→ WHAT IS NEEDED
Go through the data below. Pull out every line that has the word "human".

→ Data excerpts
────────────────────
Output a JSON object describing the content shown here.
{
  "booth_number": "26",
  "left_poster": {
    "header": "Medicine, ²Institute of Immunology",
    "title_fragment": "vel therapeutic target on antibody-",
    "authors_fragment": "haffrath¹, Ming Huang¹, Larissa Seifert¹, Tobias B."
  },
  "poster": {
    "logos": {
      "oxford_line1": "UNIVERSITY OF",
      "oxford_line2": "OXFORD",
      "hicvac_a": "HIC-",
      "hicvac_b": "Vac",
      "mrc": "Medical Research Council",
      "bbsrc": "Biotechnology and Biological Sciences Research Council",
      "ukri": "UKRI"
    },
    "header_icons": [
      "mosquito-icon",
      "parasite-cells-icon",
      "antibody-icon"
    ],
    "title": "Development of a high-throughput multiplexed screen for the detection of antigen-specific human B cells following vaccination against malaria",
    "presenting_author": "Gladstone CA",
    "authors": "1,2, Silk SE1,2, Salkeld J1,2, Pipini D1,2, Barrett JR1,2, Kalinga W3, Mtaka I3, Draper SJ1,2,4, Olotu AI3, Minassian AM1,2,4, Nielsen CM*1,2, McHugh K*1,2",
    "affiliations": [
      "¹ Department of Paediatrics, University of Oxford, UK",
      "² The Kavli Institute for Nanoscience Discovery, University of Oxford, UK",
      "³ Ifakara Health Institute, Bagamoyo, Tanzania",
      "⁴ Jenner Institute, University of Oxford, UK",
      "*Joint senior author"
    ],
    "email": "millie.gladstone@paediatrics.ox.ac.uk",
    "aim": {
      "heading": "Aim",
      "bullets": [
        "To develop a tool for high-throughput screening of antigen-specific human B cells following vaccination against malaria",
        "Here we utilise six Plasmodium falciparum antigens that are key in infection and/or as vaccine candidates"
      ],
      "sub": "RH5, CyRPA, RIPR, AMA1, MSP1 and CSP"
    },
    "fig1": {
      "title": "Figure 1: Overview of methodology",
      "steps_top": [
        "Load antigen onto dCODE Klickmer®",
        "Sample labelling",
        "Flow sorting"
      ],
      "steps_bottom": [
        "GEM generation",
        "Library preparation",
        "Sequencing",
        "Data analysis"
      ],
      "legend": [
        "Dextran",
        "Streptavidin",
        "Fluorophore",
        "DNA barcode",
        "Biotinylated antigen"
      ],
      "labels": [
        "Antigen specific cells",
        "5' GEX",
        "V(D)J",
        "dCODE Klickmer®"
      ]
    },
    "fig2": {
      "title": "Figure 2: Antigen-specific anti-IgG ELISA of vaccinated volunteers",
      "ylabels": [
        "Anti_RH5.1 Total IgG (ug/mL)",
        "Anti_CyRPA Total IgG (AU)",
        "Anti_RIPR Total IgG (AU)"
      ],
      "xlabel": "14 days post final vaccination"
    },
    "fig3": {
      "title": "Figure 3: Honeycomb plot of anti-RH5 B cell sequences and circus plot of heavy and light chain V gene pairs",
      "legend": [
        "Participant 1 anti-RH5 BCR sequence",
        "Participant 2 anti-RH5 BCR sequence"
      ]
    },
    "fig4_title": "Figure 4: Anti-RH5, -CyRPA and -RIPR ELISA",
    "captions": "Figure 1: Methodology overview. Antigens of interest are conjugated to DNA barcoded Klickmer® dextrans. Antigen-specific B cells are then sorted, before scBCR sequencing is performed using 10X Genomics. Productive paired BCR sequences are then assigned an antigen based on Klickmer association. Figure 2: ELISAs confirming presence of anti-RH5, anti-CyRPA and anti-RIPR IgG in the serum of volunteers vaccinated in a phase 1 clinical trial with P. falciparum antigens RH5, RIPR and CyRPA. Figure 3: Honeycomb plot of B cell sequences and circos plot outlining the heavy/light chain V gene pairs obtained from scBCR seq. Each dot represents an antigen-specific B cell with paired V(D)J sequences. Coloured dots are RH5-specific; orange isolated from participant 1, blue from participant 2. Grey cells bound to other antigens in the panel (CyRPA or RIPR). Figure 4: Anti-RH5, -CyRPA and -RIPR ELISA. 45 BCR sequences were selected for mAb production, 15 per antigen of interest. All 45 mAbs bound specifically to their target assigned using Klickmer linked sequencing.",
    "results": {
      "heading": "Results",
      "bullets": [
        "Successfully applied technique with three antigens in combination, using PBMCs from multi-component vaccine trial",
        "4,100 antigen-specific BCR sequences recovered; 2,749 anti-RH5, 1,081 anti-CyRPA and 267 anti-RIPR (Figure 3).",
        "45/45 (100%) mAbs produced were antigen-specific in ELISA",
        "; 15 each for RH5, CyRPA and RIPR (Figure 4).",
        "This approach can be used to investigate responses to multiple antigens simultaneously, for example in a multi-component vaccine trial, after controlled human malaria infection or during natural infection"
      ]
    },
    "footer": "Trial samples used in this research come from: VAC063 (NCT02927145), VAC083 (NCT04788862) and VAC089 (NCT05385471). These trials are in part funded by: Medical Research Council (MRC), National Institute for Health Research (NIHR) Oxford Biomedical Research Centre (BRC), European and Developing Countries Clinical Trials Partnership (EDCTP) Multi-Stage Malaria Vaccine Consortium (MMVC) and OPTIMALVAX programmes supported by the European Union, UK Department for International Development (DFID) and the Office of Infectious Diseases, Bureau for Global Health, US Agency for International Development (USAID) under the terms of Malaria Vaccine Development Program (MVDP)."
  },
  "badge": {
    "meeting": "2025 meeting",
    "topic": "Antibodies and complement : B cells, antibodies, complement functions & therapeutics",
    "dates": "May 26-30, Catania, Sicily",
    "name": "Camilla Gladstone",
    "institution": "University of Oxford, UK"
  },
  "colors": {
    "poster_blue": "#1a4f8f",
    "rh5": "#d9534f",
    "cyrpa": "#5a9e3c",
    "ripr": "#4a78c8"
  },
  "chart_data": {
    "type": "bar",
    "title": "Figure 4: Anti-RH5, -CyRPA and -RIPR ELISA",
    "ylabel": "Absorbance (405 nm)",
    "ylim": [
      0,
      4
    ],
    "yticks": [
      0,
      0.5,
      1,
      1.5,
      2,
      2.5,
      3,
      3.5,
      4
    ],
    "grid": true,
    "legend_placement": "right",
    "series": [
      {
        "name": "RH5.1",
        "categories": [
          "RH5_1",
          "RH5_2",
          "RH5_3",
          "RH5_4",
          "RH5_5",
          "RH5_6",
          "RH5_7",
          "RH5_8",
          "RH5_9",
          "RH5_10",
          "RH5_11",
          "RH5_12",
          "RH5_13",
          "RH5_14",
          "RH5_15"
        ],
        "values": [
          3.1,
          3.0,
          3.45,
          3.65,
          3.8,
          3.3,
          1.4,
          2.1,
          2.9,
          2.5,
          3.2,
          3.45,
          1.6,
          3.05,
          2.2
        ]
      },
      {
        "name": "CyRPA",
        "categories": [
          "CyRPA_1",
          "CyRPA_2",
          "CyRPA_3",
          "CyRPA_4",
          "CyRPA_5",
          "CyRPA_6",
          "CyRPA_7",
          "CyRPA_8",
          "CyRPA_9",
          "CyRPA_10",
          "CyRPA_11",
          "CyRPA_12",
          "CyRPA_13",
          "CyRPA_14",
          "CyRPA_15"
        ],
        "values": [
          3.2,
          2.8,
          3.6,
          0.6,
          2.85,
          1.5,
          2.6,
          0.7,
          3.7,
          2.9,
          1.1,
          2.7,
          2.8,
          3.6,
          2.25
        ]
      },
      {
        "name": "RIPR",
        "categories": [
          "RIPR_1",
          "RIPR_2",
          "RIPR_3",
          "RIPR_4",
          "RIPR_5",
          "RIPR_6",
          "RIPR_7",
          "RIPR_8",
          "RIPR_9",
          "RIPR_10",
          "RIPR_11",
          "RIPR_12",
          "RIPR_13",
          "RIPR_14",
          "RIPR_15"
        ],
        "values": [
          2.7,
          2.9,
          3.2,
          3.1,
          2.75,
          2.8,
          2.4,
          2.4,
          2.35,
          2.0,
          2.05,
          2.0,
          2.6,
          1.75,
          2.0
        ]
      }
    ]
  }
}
────────────────────
→ WRITTEN ANSWER
    "title": "Development of a high-throughput multiplexed screen for the detection of antigen-specific human B cells following vaccination against malaria",
        "To develop a tool for high-throughput screening of antigen-specific human B cells following vaccination against malaria",
        "This approach can be used to investigate responses to multiple antigens simultaneously, for example in a multi-component vaccine trial, after controlled human malaria infection or during natural infection"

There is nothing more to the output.